EXERCISE ::
Would you transcribe the listing that follows, character for character, and omit its images?

====================

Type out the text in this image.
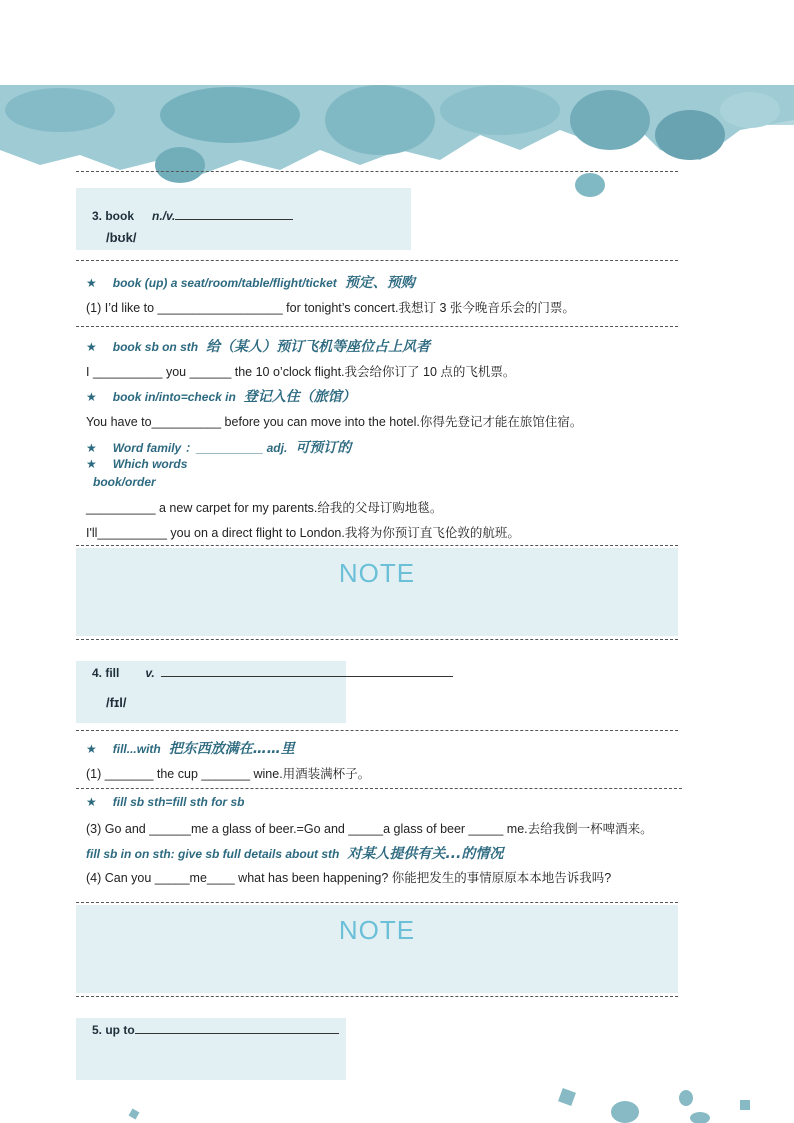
3. book n./v.
/bʊk/
★ book (up) a seat/room/table/flight/ticket 预定、预购
(1) I’d like to __________________ for tonight’s concert.我想订 3 张今晚音乐会的门票。
★ book sb on sth 给（某人）预订飞机等座位占上风者
I __________ you ______ the 10 o’clock flight.我会给你订了 10 点的飞机票。
★ book in/into=check in 登记入住（旅馆）
You have to__________ before you can move into the hotel.你得先登记才能在旅馆住宿。
★ Word family ：__________ adj. 可预订的
★ Which words
book/order
__________ a new carpet for my parents.给我的父母订购地毯。
I'll__________ you on a direct flight to London.我将为你预订直飞伦敦的航班。
NOTE
4. fill v.
/fɪl/
★ fill...with 把东西放满在……里
(1) _______ the cup _______ wine.用酒装满杯子。
★ fill sb sth=fill sth for sb
(3) Go and ______me a glass of beer.=Go and _____a glass of beer _____ me.去给我倒一杯啤酒来。
fill sb in on sth: give sb full details about sth 对某人提供有关...的情况
(4) Can you _____me____ what has been happening? 你能把发生的事情原原本本地告诉我吗?
NOTE
5. up to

====================

SOLUTION TO THE PROBLEM ::
Type out the text in this image.
3. book n./v.
/bʊk/
★ book (up) a seat/room/table/flight/ticket 预定、预购
(1) I’d like to __________________ for tonight’s concert.我想订 3 张今晚音乐会的门票。
★ book sb on sth 给（某人）预订飞机等座位占上风者
I __________ you ______ the 10 o’clock flight.我会给你订了 10 点的飞机票。
★ book in/into=check in 登记入住（旅馆）
You have to__________ before you can move into the hotel.你得先登记才能在旅馆住宿。
★ Word family ：__________ adj. 可预订的
★ Which words
book/order
__________ a new carpet for my parents.给我的父母订购地毯。
I'll__________ you on a direct flight to London.我将为你预订直飞伦敦的航班。
NOTE
4. fill v.
/fɪl/
★ fill...with 把东西放满在……里
(1) _______ the cup _______ wine.用酒装满杯子。
★ fill sb sth=fill sth for sb
(3) Go and ______me a glass of beer.=Go and _____a glass of beer _____ me.去给我倒一杯啤酒来。
fill sb in on sth: give sb full details about sth 对某人提供有关...的情况
(4) Can you _____me____ what has been happening? 你能把发生的事情原原本本地告诉我吗?
NOTE
5. up to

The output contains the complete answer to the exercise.